#### [Work to complete]
Copy the records below exactly, omitting any pictures they contain.

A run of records
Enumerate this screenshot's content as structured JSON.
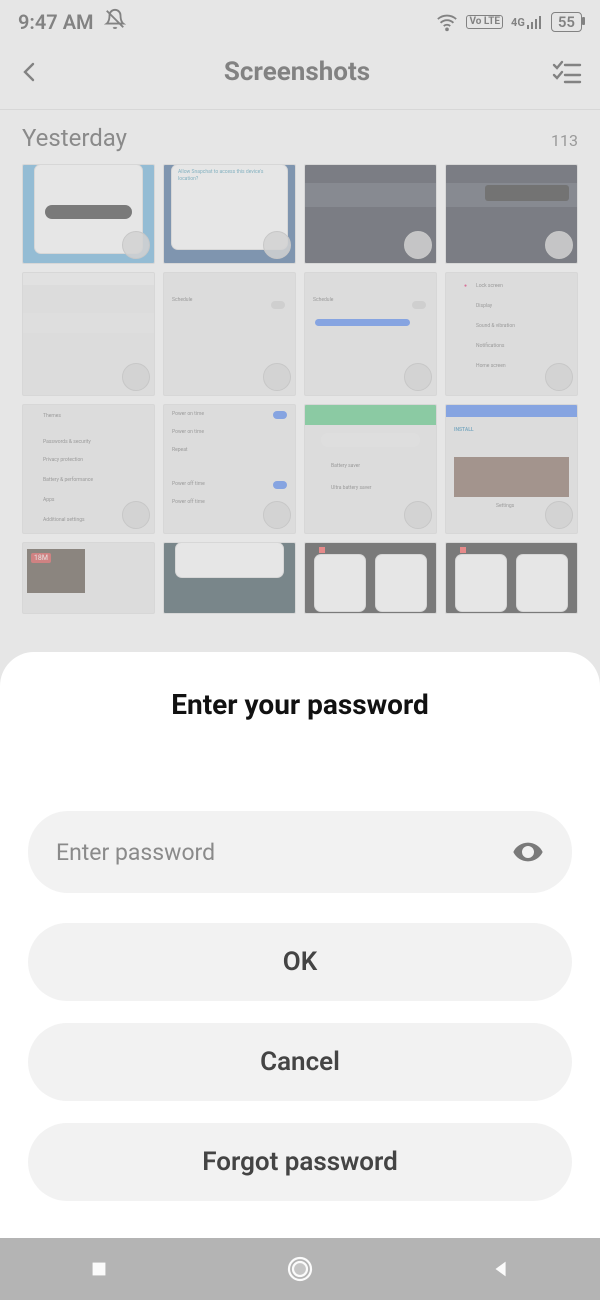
{
  "status": {
    "time": "9:47 AM",
    "dnd_icon": "bell-off-icon",
    "wifi_icon": "wifi-icon",
    "volte_label": "Vo LTE",
    "signal_label": "4G",
    "battery_pct": "55"
  },
  "header": {
    "title": "Screenshots",
    "back_icon": "chevron-left-icon",
    "select_icon": "multiselect-icon"
  },
  "section": {
    "label": "Yesterday",
    "count": "113"
  },
  "dialog": {
    "title": "Enter your password",
    "placeholder": "Enter password",
    "toggle_icon": "eye-icon",
    "ok_label": "OK",
    "cancel_label": "Cancel",
    "forgot_label": "Forgot password"
  },
  "navbar": {
    "recent_icon": "square-icon",
    "home_icon": "circle-icon",
    "back_icon": "triangle-left-icon"
  },
  "thumbs": {
    "generic_label": "screenshot-thumbnail"
  }
}
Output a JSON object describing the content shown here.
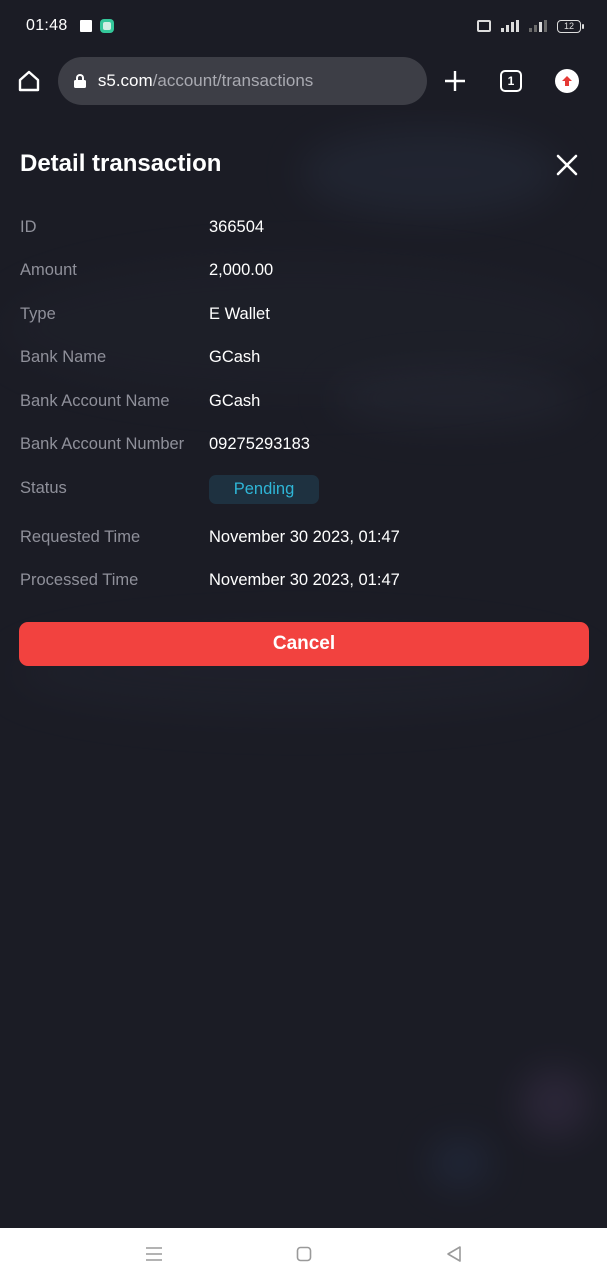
{
  "status_bar": {
    "time": "01:48",
    "battery": "12"
  },
  "browser": {
    "url_domain": "s5.com",
    "url_path": "/account/transactions",
    "tab_count": "1"
  },
  "modal": {
    "title": "Detail transaction",
    "rows": [
      {
        "label": "ID",
        "value": "366504"
      },
      {
        "label": "Amount",
        "value": "2,000.00"
      },
      {
        "label": "Type",
        "value": "E Wallet"
      },
      {
        "label": "Bank Name",
        "value": "GCash"
      },
      {
        "label": "Bank Account Name",
        "value": "GCash"
      },
      {
        "label": "Bank Account Number",
        "value": "09275293183"
      },
      {
        "label": "Status",
        "value": "Pending"
      },
      {
        "label": "Requested Time",
        "value": "November 30 2023, 01:47"
      },
      {
        "label": "Processed Time",
        "value": "November 30 2023, 01:47"
      }
    ],
    "cancel_label": "Cancel"
  },
  "colors": {
    "background": "#1b1c25",
    "cancel_button": "#f2423f",
    "status_pending_text": "#2fb6d7",
    "status_pending_bg": "#1e3140",
    "label_text": "#8f909a"
  },
  "icons": {
    "home": "home-icon",
    "lock": "lock-icon",
    "new_tab": "plus-icon",
    "tabs": "tabs-icon",
    "extension": "upload-arrow-icon",
    "close": "close-icon",
    "nav_menu": "menu-icon",
    "nav_home": "square-icon",
    "nav_back": "back-triangle-icon"
  }
}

#### [Right answer]
Enumerate this screenshot's content as structured JSON.
{
  "status": {
    "time": "9:47 AM",
    "dnd_icon": "bell-off-icon",
    "wifi_icon": "wifi-icon",
    "volte_label": "Vo LTE",
    "signal_label": "4G",
    "battery_pct": "55"
  },
  "header": {
    "title": "Screenshots",
    "back_icon": "chevron-left-icon",
    "select_icon": "multiselect-icon"
  },
  "section": {
    "label": "Yesterday",
    "count": "113"
  },
  "dialog": {
    "title": "Enter your password",
    "placeholder": "Enter password",
    "toggle_icon": "eye-icon",
    "ok_label": "OK",
    "cancel_label": "Cancel",
    "forgot_label": "Forgot password"
  },
  "navbar": {
    "recent_icon": "square-icon",
    "home_icon": "circle-icon",
    "back_icon": "triangle-left-icon"
  },
  "thumbs": {
    "generic_label": "screenshot-thumbnail"
  }
}
Output a JSON object describing the content shown here.
{
  "status_bar": {
    "time": "01:48",
    "battery": "12"
  },
  "browser": {
    "url_domain": "s5.com",
    "url_path": "/account/transactions",
    "tab_count": "1"
  },
  "modal": {
    "title": "Detail transaction",
    "rows": [
      {
        "label": "ID",
        "value": "366504"
      },
      {
        "label": "Amount",
        "value": "2,000.00"
      },
      {
        "label": "Type",
        "value": "E Wallet"
      },
      {
        "label": "Bank Name",
        "value": "GCash"
      },
      {
        "label": "Bank Account Name",
        "value": "GCash"
      },
      {
        "label": "Bank Account Number",
        "value": "09275293183"
      },
      {
        "label": "Status",
        "value": "Pending"
      },
      {
        "label": "Requested Time",
        "value": "November 30 2023, 01:47"
      },
      {
        "label": "Processed Time",
        "value": "November 30 2023, 01:47"
      }
    ],
    "cancel_label": "Cancel"
  },
  "colors": {
    "background": "#1b1c25",
    "cancel_button": "#f2423f",
    "status_pending_text": "#2fb6d7",
    "status_pending_bg": "#1e3140",
    "label_text": "#8f909a"
  },
  "icons": {
    "home": "home-icon",
    "lock": "lock-icon",
    "new_tab": "plus-icon",
    "tabs": "tabs-icon",
    "extension": "upload-arrow-icon",
    "close": "close-icon",
    "nav_menu": "menu-icon",
    "nav_home": "square-icon",
    "nav_back": "back-triangle-icon"
  }
}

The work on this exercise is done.